Records about charts and figures:

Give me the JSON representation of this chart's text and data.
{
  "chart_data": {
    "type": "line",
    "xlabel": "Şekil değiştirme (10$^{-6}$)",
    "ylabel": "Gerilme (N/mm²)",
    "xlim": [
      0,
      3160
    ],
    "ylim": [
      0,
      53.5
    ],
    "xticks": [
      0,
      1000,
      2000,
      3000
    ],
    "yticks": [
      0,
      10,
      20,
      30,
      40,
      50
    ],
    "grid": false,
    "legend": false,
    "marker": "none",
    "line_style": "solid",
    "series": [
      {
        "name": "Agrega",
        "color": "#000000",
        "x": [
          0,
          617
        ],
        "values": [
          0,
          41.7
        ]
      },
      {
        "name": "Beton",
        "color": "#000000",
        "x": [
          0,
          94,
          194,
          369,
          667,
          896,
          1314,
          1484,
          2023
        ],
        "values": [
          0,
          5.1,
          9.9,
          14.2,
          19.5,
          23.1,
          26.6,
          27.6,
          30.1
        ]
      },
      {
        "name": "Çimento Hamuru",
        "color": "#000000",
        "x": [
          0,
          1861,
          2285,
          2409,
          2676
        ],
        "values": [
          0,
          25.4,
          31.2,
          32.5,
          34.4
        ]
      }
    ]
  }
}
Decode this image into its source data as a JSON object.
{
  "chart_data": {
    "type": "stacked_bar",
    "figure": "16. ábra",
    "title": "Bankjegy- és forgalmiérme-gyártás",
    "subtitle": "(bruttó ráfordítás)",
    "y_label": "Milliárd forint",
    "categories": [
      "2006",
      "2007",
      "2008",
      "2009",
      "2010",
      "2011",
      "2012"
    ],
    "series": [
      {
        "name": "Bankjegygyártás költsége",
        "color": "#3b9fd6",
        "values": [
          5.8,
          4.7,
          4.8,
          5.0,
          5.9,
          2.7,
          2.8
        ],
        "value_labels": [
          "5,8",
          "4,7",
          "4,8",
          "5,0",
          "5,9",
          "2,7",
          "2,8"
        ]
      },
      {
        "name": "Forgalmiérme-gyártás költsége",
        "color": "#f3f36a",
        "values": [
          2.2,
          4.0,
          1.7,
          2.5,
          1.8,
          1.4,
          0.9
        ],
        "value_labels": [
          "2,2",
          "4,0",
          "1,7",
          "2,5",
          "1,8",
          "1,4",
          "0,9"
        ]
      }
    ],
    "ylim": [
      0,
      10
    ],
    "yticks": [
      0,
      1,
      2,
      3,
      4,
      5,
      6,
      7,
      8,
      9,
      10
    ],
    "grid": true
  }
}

The request
Repeat the data precisely, reproducing every entry.

Task solution
Give me the JSON representation of this chart's text and data.
{
  "chart_data": {
    "type": "line",
    "xlabel": "Şekil değiştirme (10$^{-6}$)",
    "ylabel": "Gerilme (N/mm²)",
    "xlim": [
      0,
      3160
    ],
    "ylim": [
      0,
      53.5
    ],
    "xticks": [
      0,
      1000,
      2000,
      3000
    ],
    "yticks": [
      0,
      10,
      20,
      30,
      40,
      50
    ],
    "grid": false,
    "legend": false,
    "marker": "none",
    "line_style": "solid",
    "series": [
      {
        "name": "Agrega",
        "color": "#000000",
        "x": [
          0,
          617
        ],
        "values": [
          0,
          41.7
        ]
      },
      {
        "name": "Beton",
        "color": "#000000",
        "x": [
          0,
          94,
          194,
          369,
          667,
          896,
          1314,
          1484,
          2023
        ],
        "values": [
          0,
          5.1,
          9.9,
          14.2,
          19.5,
          23.1,
          26.6,
          27.6,
          30.1
        ]
      },
      {
        "name": "Çimento Hamuru",
        "color": "#000000",
        "x": [
          0,
          1861,
          2285,
          2409,
          2676
        ],
        "values": [
          0,
          25.4,
          31.2,
          32.5,
          34.4
        ]
      }
    ]
  }
}
Decode this image into its source data as a JSON object.
{
  "chart_data": {
    "type": "stacked_bar",
    "figure": "16. ábra",
    "title": "Bankjegy- és forgalmiérme-gyártás",
    "subtitle": "(bruttó ráfordítás)",
    "y_label": "Milliárd forint",
    "categories": [
      "2006",
      "2007",
      "2008",
      "2009",
      "2010",
      "2011",
      "2012"
    ],
    "series": [
      {
        "name": "Bankjegygyártás költsége",
        "color": "#3b9fd6",
        "values": [
          5.8,
          4.7,
          4.8,
          5.0,
          5.9,
          2.7,
          2.8
        ],
        "value_labels": [
          "5,8",
          "4,7",
          "4,8",
          "5,0",
          "5,9",
          "2,7",
          "2,8"
        ]
      },
      {
        "name": "Forgalmiérme-gyártás költsége",
        "color": "#f3f36a",
        "values": [
          2.2,
          4.0,
          1.7,
          2.5,
          1.8,
          1.4,
          0.9
        ],
        "value_labels": [
          "2,2",
          "4,0",
          "1,7",
          "2,5",
          "1,8",
          "1,4",
          "0,9"
        ]
      }
    ],
    "ylim": [
      0,
      10
    ],
    "yticks": [
      0,
      1,
      2,
      3,
      4,
      5,
      6,
      7,
      8,
      9,
      10
    ],
    "grid": true
  }
}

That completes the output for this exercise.